— start MATERIAL FOR THIS EXERCISE —

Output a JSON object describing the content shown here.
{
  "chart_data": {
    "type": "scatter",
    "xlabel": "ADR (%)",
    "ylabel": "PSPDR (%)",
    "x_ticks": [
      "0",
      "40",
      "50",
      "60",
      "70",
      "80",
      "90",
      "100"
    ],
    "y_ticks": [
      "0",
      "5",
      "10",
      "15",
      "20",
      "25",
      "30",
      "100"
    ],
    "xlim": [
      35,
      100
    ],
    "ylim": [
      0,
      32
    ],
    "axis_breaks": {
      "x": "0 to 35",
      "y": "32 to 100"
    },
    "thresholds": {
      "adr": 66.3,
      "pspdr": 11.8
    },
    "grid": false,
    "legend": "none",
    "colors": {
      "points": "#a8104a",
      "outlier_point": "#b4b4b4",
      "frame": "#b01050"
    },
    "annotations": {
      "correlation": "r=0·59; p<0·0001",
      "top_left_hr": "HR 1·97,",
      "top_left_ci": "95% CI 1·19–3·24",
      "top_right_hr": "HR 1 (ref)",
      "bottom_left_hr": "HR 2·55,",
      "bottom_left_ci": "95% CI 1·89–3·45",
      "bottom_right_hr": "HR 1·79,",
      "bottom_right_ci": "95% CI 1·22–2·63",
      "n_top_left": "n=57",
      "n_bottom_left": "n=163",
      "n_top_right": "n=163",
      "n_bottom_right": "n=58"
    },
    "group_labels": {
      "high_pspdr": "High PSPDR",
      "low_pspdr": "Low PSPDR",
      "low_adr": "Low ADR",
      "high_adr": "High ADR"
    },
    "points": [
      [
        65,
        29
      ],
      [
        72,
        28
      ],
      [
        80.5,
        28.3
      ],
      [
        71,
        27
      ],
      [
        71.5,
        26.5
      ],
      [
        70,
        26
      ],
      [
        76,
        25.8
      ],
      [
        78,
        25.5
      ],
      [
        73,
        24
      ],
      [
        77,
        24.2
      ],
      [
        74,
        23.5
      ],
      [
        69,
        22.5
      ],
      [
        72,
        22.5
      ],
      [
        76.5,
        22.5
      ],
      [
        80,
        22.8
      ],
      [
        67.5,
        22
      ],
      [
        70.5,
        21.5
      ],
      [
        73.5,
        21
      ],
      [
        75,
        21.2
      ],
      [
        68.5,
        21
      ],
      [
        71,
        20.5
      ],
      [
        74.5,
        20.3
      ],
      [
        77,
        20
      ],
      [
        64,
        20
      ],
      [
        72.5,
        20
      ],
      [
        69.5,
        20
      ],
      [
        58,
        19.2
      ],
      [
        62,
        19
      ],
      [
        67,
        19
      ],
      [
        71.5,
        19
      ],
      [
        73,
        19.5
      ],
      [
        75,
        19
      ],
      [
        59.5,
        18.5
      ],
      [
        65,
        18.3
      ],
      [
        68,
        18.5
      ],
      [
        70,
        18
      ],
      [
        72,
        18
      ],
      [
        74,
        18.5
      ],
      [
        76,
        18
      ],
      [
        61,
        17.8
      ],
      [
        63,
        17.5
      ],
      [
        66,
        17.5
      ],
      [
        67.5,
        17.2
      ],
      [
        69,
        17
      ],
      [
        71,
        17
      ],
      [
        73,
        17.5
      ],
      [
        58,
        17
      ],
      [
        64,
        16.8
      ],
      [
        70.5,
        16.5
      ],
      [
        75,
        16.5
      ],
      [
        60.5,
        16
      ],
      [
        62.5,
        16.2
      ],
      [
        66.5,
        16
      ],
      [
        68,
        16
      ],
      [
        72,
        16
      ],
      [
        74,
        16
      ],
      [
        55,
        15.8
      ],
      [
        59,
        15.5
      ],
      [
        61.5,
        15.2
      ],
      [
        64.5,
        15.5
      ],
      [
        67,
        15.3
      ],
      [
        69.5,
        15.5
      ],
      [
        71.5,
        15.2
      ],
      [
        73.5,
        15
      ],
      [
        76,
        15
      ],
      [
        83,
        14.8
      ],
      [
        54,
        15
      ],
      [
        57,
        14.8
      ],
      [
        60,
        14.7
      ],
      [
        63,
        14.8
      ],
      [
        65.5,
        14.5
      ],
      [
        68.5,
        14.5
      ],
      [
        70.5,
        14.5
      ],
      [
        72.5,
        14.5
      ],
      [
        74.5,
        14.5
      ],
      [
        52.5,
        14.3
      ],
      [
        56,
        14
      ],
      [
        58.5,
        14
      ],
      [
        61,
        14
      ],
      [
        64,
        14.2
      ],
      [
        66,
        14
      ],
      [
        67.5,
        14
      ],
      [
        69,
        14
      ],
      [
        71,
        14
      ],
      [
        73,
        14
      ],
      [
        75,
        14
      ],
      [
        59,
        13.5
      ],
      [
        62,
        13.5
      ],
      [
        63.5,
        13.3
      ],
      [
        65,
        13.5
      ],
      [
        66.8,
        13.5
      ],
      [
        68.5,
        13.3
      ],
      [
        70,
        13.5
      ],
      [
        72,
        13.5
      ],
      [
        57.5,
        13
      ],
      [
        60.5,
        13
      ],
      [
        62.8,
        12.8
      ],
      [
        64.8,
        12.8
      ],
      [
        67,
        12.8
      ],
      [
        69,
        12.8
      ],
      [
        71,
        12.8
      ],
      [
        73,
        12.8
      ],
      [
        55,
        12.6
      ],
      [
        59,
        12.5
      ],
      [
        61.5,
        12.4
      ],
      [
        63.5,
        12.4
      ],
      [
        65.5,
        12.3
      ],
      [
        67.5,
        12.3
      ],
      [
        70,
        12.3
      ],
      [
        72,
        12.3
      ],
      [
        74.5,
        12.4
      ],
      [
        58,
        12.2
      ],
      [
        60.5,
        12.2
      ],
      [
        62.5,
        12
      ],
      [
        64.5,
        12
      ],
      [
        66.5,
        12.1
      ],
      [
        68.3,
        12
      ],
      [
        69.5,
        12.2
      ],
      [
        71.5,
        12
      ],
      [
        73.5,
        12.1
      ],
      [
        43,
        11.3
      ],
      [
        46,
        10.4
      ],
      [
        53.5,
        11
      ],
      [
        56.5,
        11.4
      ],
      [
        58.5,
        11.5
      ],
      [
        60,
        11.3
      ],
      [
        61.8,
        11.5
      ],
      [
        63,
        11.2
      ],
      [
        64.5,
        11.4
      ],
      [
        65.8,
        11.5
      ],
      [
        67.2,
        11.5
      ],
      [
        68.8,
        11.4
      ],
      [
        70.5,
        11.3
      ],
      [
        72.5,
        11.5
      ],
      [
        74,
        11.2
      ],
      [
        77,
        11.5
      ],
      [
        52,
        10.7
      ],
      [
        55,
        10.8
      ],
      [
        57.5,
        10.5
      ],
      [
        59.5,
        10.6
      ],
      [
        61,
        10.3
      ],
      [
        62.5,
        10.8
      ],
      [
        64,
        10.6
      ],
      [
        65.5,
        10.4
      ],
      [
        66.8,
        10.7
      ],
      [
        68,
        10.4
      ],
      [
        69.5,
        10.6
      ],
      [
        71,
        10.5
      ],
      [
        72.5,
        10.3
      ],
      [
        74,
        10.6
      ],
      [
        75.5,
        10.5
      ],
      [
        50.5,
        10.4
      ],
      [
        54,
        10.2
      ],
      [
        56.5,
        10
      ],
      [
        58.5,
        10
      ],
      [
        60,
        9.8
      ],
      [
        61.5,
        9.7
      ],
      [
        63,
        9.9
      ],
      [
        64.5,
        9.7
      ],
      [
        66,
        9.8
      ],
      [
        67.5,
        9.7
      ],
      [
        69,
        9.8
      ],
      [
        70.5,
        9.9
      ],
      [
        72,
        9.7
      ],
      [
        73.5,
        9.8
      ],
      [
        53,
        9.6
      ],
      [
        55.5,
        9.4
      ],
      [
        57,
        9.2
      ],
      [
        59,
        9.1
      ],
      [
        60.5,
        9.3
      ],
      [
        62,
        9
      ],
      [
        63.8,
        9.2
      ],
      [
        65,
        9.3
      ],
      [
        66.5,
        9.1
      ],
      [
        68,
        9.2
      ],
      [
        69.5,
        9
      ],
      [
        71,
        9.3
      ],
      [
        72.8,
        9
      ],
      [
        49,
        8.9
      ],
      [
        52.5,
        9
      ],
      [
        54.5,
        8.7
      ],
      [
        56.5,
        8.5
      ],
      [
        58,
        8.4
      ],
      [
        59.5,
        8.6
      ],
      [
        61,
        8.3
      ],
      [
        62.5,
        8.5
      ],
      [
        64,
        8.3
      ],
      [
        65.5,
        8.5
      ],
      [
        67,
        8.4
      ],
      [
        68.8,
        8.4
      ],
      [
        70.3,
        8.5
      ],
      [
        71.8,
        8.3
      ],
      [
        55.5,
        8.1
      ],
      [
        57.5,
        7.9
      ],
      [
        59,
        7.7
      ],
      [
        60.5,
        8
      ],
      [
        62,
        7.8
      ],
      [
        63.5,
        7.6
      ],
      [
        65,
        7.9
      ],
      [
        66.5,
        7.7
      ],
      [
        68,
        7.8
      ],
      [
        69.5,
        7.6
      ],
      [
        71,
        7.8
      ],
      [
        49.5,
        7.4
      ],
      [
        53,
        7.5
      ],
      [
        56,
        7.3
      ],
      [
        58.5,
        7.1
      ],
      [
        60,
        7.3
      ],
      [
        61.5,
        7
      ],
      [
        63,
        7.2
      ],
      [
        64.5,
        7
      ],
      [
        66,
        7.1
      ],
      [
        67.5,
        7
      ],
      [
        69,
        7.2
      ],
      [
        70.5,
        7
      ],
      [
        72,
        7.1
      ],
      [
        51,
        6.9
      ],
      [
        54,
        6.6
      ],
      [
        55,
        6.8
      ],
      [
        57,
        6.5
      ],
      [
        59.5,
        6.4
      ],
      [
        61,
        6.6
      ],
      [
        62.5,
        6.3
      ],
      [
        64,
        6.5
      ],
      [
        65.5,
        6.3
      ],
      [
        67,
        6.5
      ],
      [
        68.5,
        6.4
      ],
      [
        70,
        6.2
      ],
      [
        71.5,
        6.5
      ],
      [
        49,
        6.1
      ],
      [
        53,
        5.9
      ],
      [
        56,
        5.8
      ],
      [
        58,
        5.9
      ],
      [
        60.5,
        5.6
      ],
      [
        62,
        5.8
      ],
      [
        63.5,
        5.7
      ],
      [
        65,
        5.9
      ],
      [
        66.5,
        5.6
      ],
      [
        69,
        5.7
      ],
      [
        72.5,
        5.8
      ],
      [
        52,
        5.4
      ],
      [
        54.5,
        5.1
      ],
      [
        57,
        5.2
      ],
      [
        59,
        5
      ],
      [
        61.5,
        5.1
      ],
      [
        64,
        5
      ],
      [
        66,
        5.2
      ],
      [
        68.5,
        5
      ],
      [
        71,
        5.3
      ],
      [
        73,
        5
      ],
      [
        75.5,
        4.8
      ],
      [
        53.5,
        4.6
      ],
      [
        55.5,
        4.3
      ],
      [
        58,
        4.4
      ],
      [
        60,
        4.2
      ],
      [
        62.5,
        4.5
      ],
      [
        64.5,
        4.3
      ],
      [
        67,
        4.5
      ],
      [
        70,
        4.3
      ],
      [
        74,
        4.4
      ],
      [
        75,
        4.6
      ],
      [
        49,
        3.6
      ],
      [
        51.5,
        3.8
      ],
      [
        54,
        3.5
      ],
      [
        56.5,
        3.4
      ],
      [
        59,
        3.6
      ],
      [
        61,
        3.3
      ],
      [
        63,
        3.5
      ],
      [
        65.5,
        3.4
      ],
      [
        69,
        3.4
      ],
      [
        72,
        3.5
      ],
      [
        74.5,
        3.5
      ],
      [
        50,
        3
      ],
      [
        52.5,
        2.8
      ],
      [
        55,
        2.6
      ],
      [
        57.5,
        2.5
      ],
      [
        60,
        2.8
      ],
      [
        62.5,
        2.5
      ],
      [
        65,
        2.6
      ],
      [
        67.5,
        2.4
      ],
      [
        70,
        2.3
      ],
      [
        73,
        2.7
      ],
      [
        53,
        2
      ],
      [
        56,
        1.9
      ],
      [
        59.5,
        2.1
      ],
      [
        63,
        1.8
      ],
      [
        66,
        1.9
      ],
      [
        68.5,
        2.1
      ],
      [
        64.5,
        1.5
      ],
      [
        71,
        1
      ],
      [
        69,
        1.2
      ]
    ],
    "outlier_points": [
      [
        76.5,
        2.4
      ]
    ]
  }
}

— end MATERIAL FOR THIS EXERCISE —

### PROBLEM TO WORK ON
Each line above that includes "High" should be shown.

### RESPONSE BELOW
      "high_pspdr": "High PSPDR",
      "high_adr": "High ADR"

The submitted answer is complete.